Task details » Read the entries below and pull out each line with the string "title".

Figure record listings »
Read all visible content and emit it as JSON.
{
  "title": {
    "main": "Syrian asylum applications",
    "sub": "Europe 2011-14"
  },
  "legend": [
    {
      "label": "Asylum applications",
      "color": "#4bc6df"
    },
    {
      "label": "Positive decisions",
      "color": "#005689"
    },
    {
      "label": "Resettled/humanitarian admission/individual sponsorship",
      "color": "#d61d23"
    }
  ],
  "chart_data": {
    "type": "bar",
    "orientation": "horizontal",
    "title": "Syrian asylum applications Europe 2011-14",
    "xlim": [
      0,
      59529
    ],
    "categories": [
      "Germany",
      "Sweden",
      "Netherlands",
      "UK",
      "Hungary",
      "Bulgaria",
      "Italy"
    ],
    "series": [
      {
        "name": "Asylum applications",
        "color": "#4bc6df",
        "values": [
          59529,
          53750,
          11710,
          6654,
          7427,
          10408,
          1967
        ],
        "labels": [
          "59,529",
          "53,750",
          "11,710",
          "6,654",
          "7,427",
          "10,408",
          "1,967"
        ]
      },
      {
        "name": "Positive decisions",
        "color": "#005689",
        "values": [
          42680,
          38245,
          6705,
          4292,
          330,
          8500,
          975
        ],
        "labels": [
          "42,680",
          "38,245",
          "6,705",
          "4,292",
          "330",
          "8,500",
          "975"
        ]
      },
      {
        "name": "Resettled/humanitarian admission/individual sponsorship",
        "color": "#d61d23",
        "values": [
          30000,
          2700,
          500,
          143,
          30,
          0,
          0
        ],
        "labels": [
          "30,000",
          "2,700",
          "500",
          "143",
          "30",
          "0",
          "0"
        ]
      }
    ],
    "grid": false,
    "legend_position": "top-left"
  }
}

The completed task »
  "title": {
    "title": "Syrian asylum applications Europe 2011-14",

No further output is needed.